(Data entries for graphics)
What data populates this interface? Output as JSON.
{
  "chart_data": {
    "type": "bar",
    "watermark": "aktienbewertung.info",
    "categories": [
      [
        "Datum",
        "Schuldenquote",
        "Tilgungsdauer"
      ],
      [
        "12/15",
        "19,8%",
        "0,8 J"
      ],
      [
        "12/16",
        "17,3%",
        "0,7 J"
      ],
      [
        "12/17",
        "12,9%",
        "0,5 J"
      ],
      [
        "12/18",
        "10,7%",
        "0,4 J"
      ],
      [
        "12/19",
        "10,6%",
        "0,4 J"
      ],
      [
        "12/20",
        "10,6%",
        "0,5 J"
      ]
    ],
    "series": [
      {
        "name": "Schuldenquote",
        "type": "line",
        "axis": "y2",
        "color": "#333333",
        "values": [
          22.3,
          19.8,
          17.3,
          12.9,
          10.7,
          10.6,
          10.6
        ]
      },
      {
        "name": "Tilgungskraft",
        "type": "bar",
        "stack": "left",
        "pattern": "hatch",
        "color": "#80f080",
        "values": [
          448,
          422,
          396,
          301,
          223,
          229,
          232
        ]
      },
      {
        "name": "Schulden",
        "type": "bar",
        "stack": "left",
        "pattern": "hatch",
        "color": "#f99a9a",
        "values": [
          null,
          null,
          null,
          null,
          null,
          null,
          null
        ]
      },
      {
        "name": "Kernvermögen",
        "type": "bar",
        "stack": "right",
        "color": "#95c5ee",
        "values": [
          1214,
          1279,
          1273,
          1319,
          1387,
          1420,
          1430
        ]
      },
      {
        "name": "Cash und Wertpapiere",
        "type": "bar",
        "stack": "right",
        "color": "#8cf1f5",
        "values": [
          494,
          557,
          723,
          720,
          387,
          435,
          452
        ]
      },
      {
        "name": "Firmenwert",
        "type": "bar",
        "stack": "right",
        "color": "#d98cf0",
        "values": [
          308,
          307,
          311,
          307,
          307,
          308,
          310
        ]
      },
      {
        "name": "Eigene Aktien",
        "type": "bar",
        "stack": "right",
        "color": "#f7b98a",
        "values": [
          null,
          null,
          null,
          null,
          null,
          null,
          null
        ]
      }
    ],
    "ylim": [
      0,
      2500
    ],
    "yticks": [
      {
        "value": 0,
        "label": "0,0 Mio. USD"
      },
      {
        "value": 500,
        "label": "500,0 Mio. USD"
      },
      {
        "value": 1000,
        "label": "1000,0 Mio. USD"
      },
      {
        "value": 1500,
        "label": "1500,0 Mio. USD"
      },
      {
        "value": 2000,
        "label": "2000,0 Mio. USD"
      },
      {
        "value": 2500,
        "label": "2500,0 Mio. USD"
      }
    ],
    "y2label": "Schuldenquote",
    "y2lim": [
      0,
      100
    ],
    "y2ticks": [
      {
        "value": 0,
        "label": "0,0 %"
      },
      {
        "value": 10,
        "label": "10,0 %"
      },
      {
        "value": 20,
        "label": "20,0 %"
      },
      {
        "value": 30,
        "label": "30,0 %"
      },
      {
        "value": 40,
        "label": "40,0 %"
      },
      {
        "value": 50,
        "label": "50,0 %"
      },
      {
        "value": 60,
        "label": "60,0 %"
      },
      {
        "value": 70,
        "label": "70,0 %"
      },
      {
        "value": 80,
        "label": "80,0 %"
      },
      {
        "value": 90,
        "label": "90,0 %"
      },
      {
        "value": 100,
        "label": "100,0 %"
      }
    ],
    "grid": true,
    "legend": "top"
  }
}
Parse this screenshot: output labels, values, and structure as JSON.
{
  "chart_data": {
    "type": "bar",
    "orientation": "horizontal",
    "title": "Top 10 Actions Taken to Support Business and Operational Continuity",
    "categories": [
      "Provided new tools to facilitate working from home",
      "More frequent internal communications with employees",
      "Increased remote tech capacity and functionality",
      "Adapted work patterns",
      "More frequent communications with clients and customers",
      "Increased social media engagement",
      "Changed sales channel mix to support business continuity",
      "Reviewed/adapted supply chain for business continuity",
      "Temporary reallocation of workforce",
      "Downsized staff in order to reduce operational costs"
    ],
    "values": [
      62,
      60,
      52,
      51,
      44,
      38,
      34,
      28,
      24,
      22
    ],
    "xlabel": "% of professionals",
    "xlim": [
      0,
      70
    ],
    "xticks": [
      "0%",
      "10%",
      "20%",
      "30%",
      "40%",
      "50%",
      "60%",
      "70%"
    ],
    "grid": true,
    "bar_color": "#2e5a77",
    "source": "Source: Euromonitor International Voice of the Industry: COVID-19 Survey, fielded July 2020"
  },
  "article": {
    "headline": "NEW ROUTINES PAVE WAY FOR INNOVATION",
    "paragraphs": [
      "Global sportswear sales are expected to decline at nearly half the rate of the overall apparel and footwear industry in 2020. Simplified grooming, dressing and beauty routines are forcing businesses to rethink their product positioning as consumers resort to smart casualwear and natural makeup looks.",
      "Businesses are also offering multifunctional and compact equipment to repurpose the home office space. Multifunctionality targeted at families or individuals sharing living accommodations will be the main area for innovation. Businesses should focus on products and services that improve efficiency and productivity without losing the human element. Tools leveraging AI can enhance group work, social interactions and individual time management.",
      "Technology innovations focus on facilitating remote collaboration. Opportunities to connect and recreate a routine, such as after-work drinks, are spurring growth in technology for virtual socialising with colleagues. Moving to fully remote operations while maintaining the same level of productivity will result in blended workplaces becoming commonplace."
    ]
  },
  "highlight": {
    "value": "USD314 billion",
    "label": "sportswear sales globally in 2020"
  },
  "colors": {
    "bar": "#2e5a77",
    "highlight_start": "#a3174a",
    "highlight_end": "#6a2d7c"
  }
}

● **DESCRIPTION OF THE TASK**
Give an exact repetition of all the material.

● **TASK RESPONSE**
What data populates this interface? Output as JSON.
{
  "chart_data": {
    "type": "bar",
    "watermark": "aktienbewertung.info",
    "categories": [
      [
        "Datum",
        "Schuldenquote",
        "Tilgungsdauer"
      ],
      [
        "12/15",
        "19,8%",
        "0,8 J"
      ],
      [
        "12/16",
        "17,3%",
        "0,7 J"
      ],
      [
        "12/17",
        "12,9%",
        "0,5 J"
      ],
      [
        "12/18",
        "10,7%",
        "0,4 J"
      ],
      [
        "12/19",
        "10,6%",
        "0,4 J"
      ],
      [
        "12/20",
        "10,6%",
        "0,5 J"
      ]
    ],
    "series": [
      {
        "name": "Schuldenquote",
        "type": "line",
        "axis": "y2",
        "color": "#333333",
        "values": [
          22.3,
          19.8,
          17.3,
          12.9,
          10.7,
          10.6,
          10.6
        ]
      },
      {
        "name": "Tilgungskraft",
        "type": "bar",
        "stack": "left",
        "pattern": "hatch",
        "color": "#80f080",
        "values": [
          448,
          422,
          396,
          301,
          223,
          229,
          232
        ]
      },
      {
        "name": "Schulden",
        "type": "bar",
        "stack": "left",
        "pattern": "hatch",
        "color": "#f99a9a",
        "values": [
          null,
          null,
          null,
          null,
          null,
          null,
          null
        ]
      },
      {
        "name": "Kernvermögen",
        "type": "bar",
        "stack": "right",
        "color": "#95c5ee",
        "values": [
          1214,
          1279,
          1273,
          1319,
          1387,
          1420,
          1430
        ]
      },
      {
        "name": "Cash und Wertpapiere",
        "type": "bar",
        "stack": "right",
        "color": "#8cf1f5",
        "values": [
          494,
          557,
          723,
          720,
          387,
          435,
          452
        ]
      },
      {
        "name": "Firmenwert",
        "type": "bar",
        "stack": "right",
        "color": "#d98cf0",
        "values": [
          308,
          307,
          311,
          307,
          307,
          308,
          310
        ]
      },
      {
        "name": "Eigene Aktien",
        "type": "bar",
        "stack": "right",
        "color": "#f7b98a",
        "values": [
          null,
          null,
          null,
          null,
          null,
          null,
          null
        ]
      }
    ],
    "ylim": [
      0,
      2500
    ],
    "yticks": [
      {
        "value": 0,
        "label": "0,0 Mio. USD"
      },
      {
        "value": 500,
        "label": "500,0 Mio. USD"
      },
      {
        "value": 1000,
        "label": "1000,0 Mio. USD"
      },
      {
        "value": 1500,
        "label": "1500,0 Mio. USD"
      },
      {
        "value": 2000,
        "label": "2000,0 Mio. USD"
      },
      {
        "value": 2500,
        "label": "2500,0 Mio. USD"
      }
    ],
    "y2label": "Schuldenquote",
    "y2lim": [
      0,
      100
    ],
    "y2ticks": [
      {
        "value": 0,
        "label": "0,0 %"
      },
      {
        "value": 10,
        "label": "10,0 %"
      },
      {
        "value": 20,
        "label": "20,0 %"
      },
      {
        "value": 30,
        "label": "30,0 %"
      },
      {
        "value": 40,
        "label": "40,0 %"
      },
      {
        "value": 50,
        "label": "50,0 %"
      },
      {
        "value": 60,
        "label": "60,0 %"
      },
      {
        "value": 70,
        "label": "70,0 %"
      },
      {
        "value": 80,
        "label": "80,0 %"
      },
      {
        "value": 90,
        "label": "90,0 %"
      },
      {
        "value": 100,
        "label": "100,0 %"
      }
    ],
    "grid": true,
    "legend": "top"
  }
}
Parse this screenshot: output labels, values, and structure as JSON.
{
  "chart_data": {
    "type": "bar",
    "orientation": "horizontal",
    "title": "Top 10 Actions Taken to Support Business and Operational Continuity",
    "categories": [
      "Provided new tools to facilitate working from home",
      "More frequent internal communications with employees",
      "Increased remote tech capacity and functionality",
      "Adapted work patterns",
      "More frequent communications with clients and customers",
      "Increased social media engagement",
      "Changed sales channel mix to support business continuity",
      "Reviewed/adapted supply chain for business continuity",
      "Temporary reallocation of workforce",
      "Downsized staff in order to reduce operational costs"
    ],
    "values": [
      62,
      60,
      52,
      51,
      44,
      38,
      34,
      28,
      24,
      22
    ],
    "xlabel": "% of professionals",
    "xlim": [
      0,
      70
    ],
    "xticks": [
      "0%",
      "10%",
      "20%",
      "30%",
      "40%",
      "50%",
      "60%",
      "70%"
    ],
    "grid": true,
    "bar_color": "#2e5a77",
    "source": "Source: Euromonitor International Voice of the Industry: COVID-19 Survey, fielded July 2020"
  },
  "article": {
    "headline": "NEW ROUTINES PAVE WAY FOR INNOVATION",
    "paragraphs": [
      "Global sportswear sales are expected to decline at nearly half the rate of the overall apparel and footwear industry in 2020. Simplified grooming, dressing and beauty routines are forcing businesses to rethink their product positioning as consumers resort to smart casualwear and natural makeup looks.",
      "Businesses are also offering multifunctional and compact equipment to repurpose the home office space. Multifunctionality targeted at families or individuals sharing living accommodations will be the main area for innovation. Businesses should focus on products and services that improve efficiency and productivity without losing the human element. Tools leveraging AI can enhance group work, social interactions and individual time management.",
      "Technology innovations focus on facilitating remote collaboration. Opportunities to connect and recreate a routine, such as after-work drinks, are spurring growth in technology for virtual socialising with colleagues. Moving to fully remote operations while maintaining the same level of productivity will result in blended workplaces becoming commonplace."
    ]
  },
  "highlight": {
    "value": "USD314 billion",
    "label": "sportswear sales globally in 2020"
  },
  "colors": {
    "bar": "#2e5a77",
    "highlight_start": "#a3174a",
    "highlight_end": "#6a2d7c"
  }
}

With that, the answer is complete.